Transcribe each line exactly.
____ Extracted records
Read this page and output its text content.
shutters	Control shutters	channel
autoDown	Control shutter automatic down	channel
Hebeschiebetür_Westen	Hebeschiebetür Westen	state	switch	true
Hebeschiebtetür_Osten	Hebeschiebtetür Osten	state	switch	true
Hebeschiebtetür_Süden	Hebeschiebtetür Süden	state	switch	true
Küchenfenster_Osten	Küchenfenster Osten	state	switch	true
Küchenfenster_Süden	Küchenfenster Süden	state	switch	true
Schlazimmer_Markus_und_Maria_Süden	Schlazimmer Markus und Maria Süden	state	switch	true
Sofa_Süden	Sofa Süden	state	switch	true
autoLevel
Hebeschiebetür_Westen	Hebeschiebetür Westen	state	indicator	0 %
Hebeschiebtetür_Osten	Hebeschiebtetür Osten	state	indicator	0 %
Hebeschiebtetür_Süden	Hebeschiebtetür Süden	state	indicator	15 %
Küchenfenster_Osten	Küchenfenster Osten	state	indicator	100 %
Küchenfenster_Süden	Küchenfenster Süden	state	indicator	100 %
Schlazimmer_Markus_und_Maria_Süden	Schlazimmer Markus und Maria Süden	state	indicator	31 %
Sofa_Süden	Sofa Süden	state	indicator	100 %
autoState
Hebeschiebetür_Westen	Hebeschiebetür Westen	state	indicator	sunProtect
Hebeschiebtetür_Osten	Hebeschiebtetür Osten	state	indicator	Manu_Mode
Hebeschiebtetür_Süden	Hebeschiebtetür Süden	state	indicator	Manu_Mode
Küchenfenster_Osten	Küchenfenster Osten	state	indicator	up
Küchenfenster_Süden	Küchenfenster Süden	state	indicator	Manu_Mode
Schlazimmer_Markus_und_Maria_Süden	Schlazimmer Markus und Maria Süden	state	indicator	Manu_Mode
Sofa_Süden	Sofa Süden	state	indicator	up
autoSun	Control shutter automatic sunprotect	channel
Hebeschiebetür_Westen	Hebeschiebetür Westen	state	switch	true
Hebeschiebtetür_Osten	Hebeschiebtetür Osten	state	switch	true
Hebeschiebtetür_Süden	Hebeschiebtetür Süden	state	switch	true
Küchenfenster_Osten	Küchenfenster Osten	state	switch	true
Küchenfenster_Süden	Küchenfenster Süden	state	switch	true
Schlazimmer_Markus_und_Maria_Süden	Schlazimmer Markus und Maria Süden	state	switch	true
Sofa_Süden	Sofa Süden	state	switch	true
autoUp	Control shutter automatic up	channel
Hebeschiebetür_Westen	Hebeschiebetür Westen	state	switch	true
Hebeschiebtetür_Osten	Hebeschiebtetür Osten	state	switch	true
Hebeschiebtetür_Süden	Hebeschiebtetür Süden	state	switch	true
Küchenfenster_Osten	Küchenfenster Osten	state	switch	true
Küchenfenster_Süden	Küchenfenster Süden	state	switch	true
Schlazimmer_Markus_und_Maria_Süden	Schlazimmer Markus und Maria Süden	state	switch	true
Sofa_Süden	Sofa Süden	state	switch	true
________
» **Worked answer**:
Read this page and output its text content.
shutters	Control shutters	channel
autoDown	Control shutter automatic down	channel
Hebeschiebetür_Westen	Hebeschiebetür Westen	state	switch	true
Hebeschiebtetür_Osten	Hebeschiebtetür Osten	state	switch	true
Hebeschiebtetür_Süden	Hebeschiebtetür Süden	state	switch	true
Küchenfenster_Osten	Küchenfenster Osten	state	switch	true
Küchenfenster_Süden	Küchenfenster Süden	state	switch	true
Schlazimmer_Markus_und_Maria_Süden	Schlazimmer Markus und Maria Süden	state	switch	true
Sofa_Süden	Sofa Süden	state	switch	true
autoLevel
Hebeschiebetür_Westen	Hebeschiebetür Westen	state	indicator	0 %
Hebeschiebtetür_Osten	Hebeschiebtetür Osten	state	indicator	0 %
Hebeschiebtetür_Süden	Hebeschiebtetür Süden	state	indicator	15 %
Küchenfenster_Osten	Küchenfenster Osten	state	indicator	100 %
Küchenfenster_Süden	Küchenfenster Süden	state	indicator	100 %
Schlazimmer_Markus_und_Maria_Süden	Schlazimmer Markus und Maria Süden	state	indicator	31 %
Sofa_Süden	Sofa Süden	state	indicator	100 %
autoState
Hebeschiebetür_Westen	Hebeschiebetür Westen	state	indicator	sunProtect
Hebeschiebtetür_Osten	Hebeschiebtetür Osten	state	indicator	Manu_Mode
Hebeschiebtetür_Süden	Hebeschiebtetür Süden	state	indicator	Manu_Mode
Küchenfenster_Osten	Küchenfenster Osten	state	indicator	up
Küchenfenster_Süden	Küchenfenster Süden	state	indicator	Manu_Mode
Schlazimmer_Markus_und_Maria_Süden	Schlazimmer Markus und Maria Süden	state	indicator	Manu_Mode
Sofa_Süden	Sofa Süden	state	indicator	up
autoSun	Control shutter automatic sunprotect	channel
Hebeschiebetür_Westen	Hebeschiebetür Westen	state	switch	true
Hebeschiebtetür_Osten	Hebeschiebtetür Osten	state	switch	true
Hebeschiebtetür_Süden	Hebeschiebtetür Süden	state	switch	true
Küchenfenster_Osten	Küchenfenster Osten	state	switch	true
Küchenfenster_Süden	Küchenfenster Süden	state	switch	true
Schlazimmer_Markus_und_Maria_Süden	Schlazimmer Markus und Maria Süden	state	switch	true
Sofa_Süden	Sofa Süden	state	switch	true
autoUp	Control shutter automatic up	channel
Hebeschiebetür_Westen	Hebeschiebetür Westen	state	switch	true
Hebeschiebtetür_Osten	Hebeschiebtetür Osten	state	switch	true
Hebeschiebtetür_Süden	Hebeschiebtetür Süden	state	switch	true
Küchenfenster_Osten	Küchenfenster Osten	state	switch	true
Küchenfenster_Süden	Küchenfenster Süden	state	switch	true
Schlazimmer_Markus_und_Maria_Süden	Schlazimmer Markus und Maria Süden	state	switch	true
Sofa_Süden	Sofa Süden	state	switch	true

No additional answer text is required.